→ Text:
◇ ◇ ◇ ◇ ◇ ◇ ◇
When I try to solve the very simple equation
(x-3)^(2/3) = 4
The HP50G correctly provides 11 and -5 as answers within a list
However the Prime only finds 11 as root, also within a list.
What gives?
Thanks for reading.
RE: Missing one root - Albert Chan - 12-13-2020 01:38 AM
Try using surd for the 1/3 power.
Cas> solve((surd(x-3,3)^2) = 4,x) → {-5,11}
RE: Missing one root - rrpalma - 12-13-2020 02:52 AM
(12-13-2020 01:38 AM)Albert Chan Wrote: Try using surd for the 1/3 power.
Cas> solve((surd(x-3,3)^2) = 4,x) → {-5,11}
Thanks!!! It worked.
However, I still would like to know what's behind the difference between how the 50G and the how the Prime find the roots.
RE: Missing one root - victorvbc - 12-13-2020 03:45 AM
(12-13-2020 02:52 AM)rrpalma Wrote: Thanks!!! It worked.
However, I still would like to know what's behind the difference between how the 50G and the how the Prime find the roots.
By using the fractional exponent "1/3" the Prime returns the principal cube root, which in this case will be a complex number for any x<3. Whereas using surd or NTHROOT it returns the real-valued root instead, allowing for a zero at x=-5 in the equation (x-3)^(2/3)-4=0.
Edit: Wolfram Alpha for reference: https://www.wolframalpha.com/input/?i=%28x-3%29%5E%282%2F3%29-4%3D0
If you want to assume the real-valued root on the Prime, always use the root template key, nthroot, or equivalent.
RE: Missing one root - rrpalma - 12-13-2020 04:33 AM
(12-13-2020 03:45 AM)victorvbc Wrote:(12-13-2020 02:52 AM)rrpalma Wrote: Thanks!!! It worked.
However, I still would like to know what's behind the difference between how the 50G and the how the Prime find the roots.
By using the fractional exponent "1/3" the Prime returns the principal cube root, which in this case will be a complex number for any x<3. Whereas using surd or NTHROOT it returns the real-valued root instead, allowing for a zero at x=-5 in the equation (x-3)^(2/3)-4=0.
Edit: Wolfram Alpha for reference: https://www.wolframalpha.com/input/?i=%28x-3%29%5E%282%2F3%29-4%3D0
If you want to assume the real-valued root on the Prime, always use the root template key, nthroot, or equivalent.
Thanks. Very much appreciated. I tried it both with NTHROOT and the template, and it worked. I'm still confused on why HP50G directly provides the real-valued root(s) whereas the Prime doesn't. I guess that's the way it is, and that's it. Or, how do I force then the HP50G to provide only the principal root?
◇ ◇ ◇ ◇ ◇ ◇ ◇
→ Dataset excerpt:
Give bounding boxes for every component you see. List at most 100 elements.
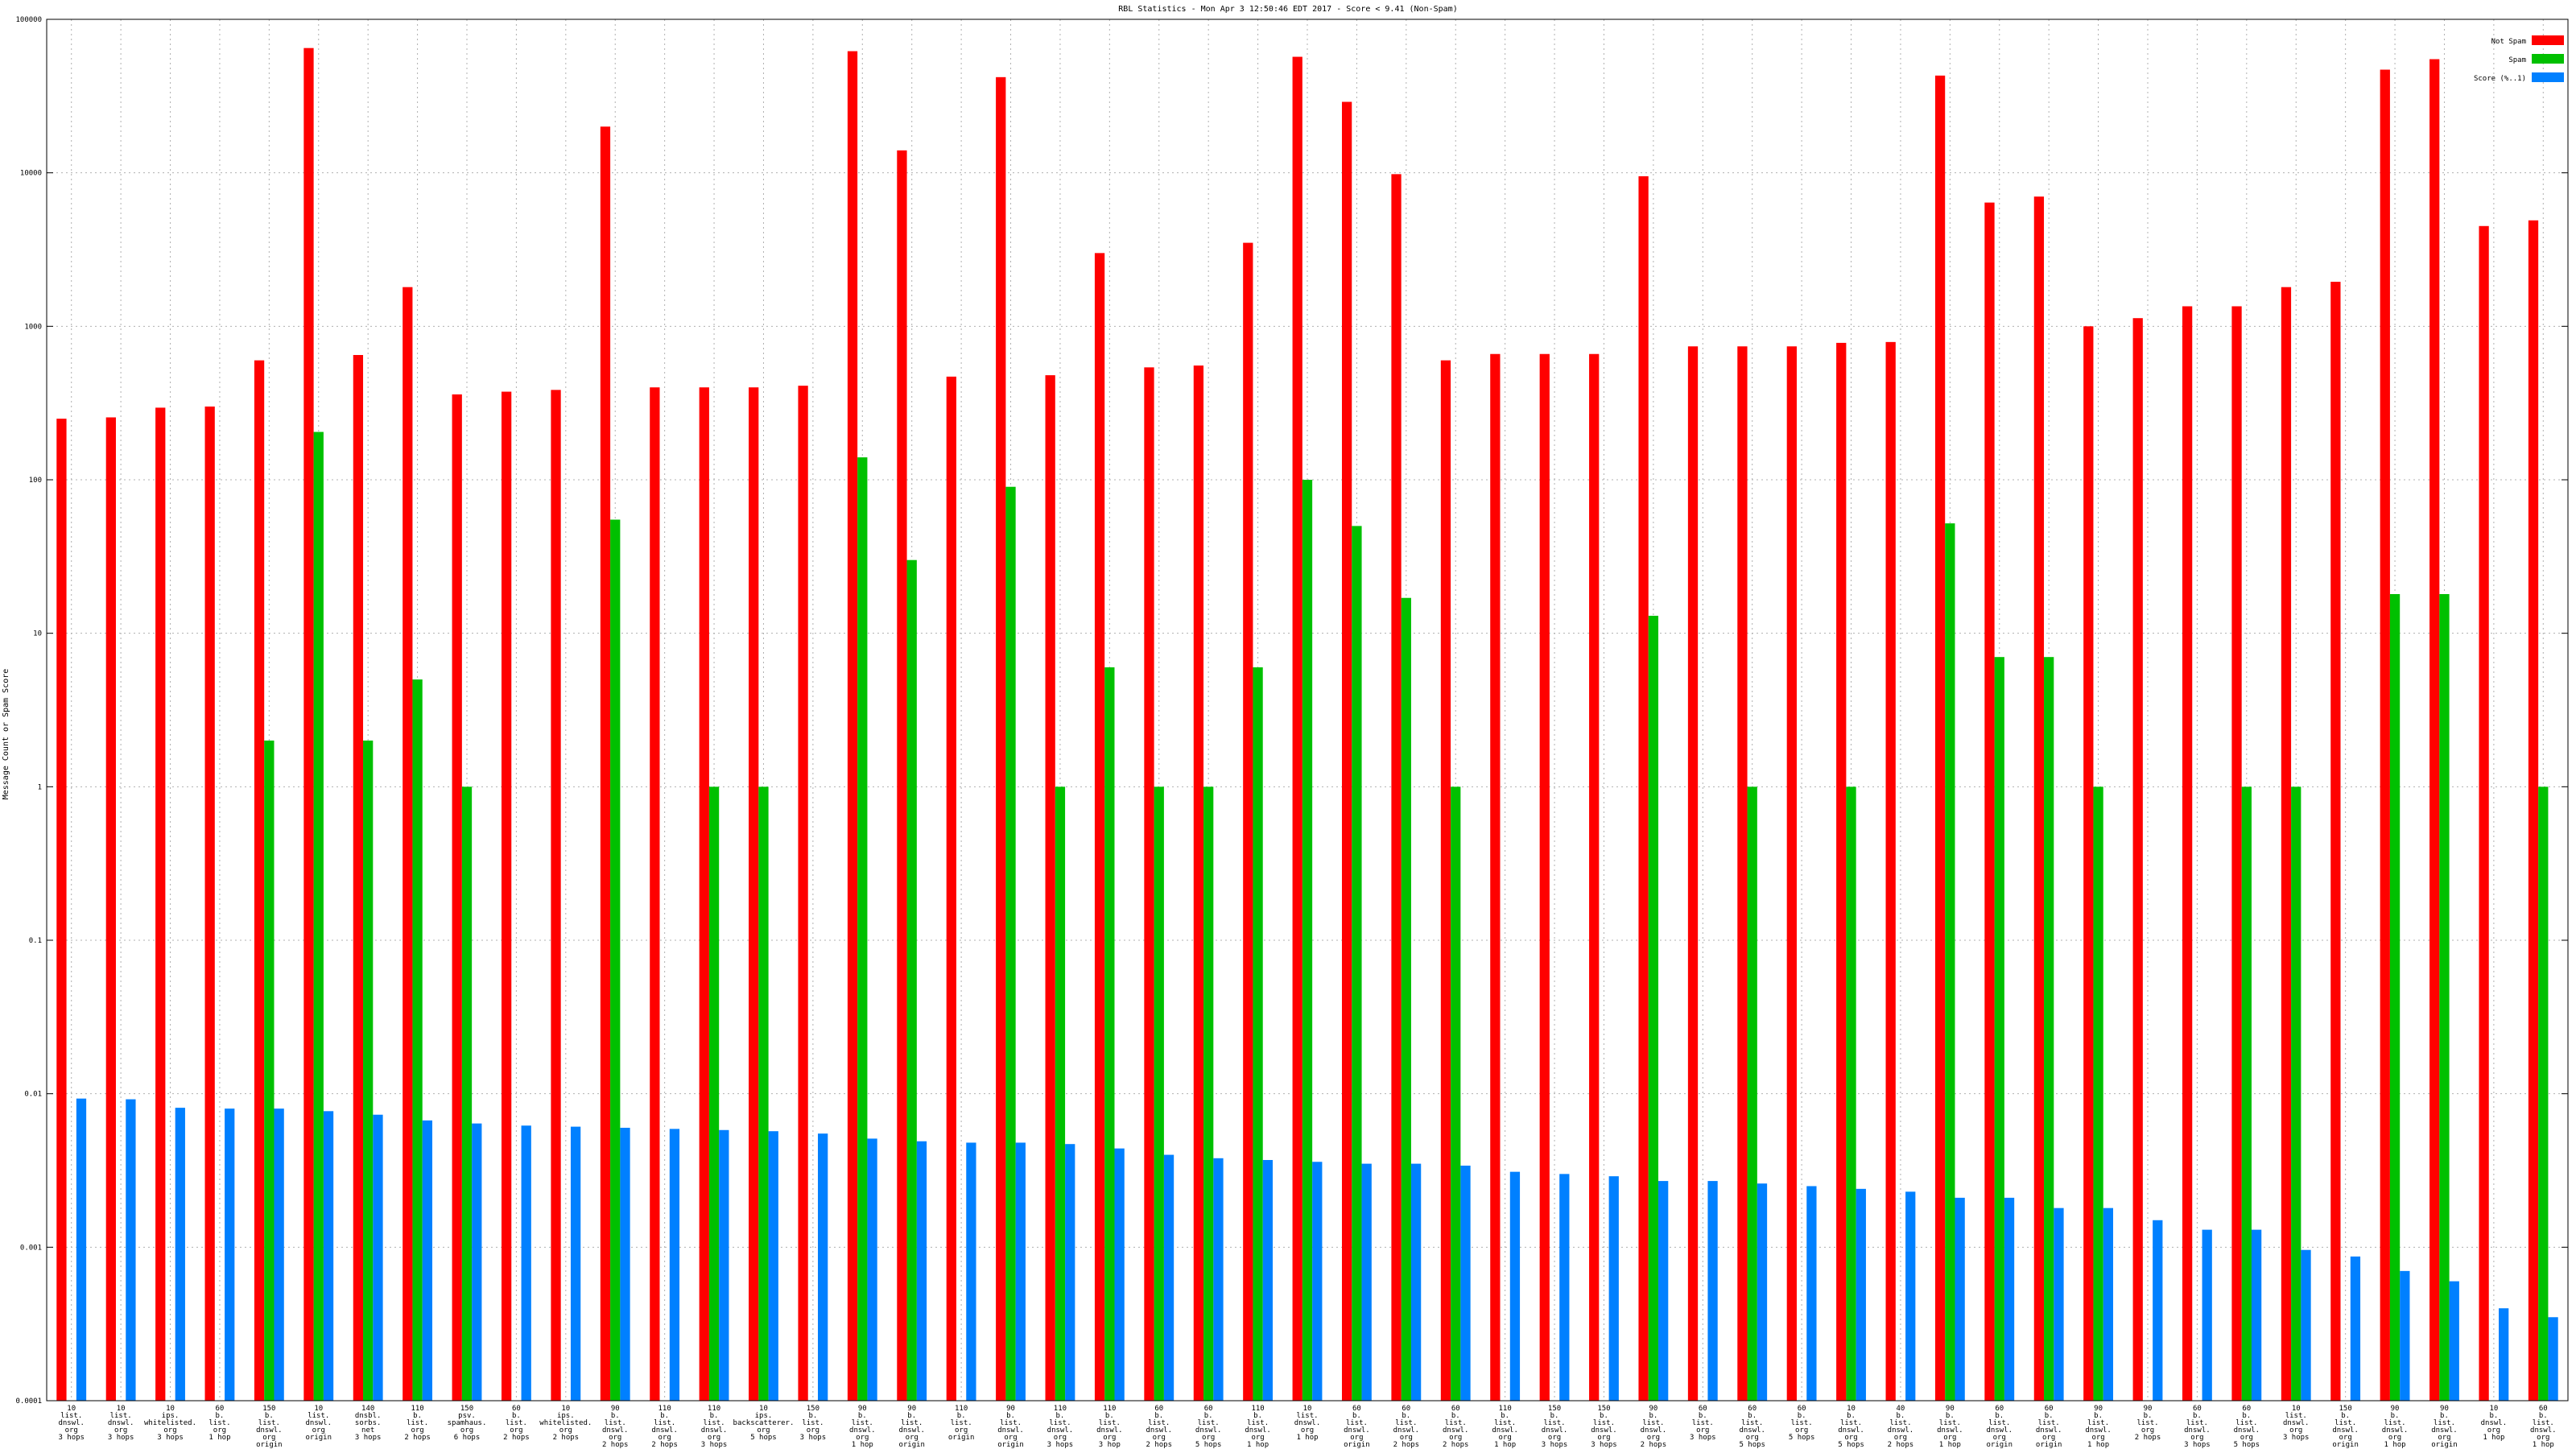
◇ ◇ ◇ ◇ ◇ ◇ ◇
→ Set tasks:
1. Transcribe the thread on the missing root, starting at "Thanks for reading." and ending at "Wrote: Try using surd for the 1/3 power.".
2. In the thread on the missing root, which two answers does the HP50G give for the equation (x-3)^(2/3) = 4?

→ Outputs for the tasks:
1.
Thanks for reading.
RE: Missing one root - Albert Chan - 12-13-2020 01:38 AM
Try using surd for the 1/3 power.
Cas> solve((surd(x-3,3)^2) = 4,x) → {-5,11}
RE: Missing one root - rrpalma - 12-13-2020 02:52 AM
(12-13-2020 01:38 AM)Albert Chan Wrote: Try using surd for the 1/3 power.

2. 11 and -5, within a list.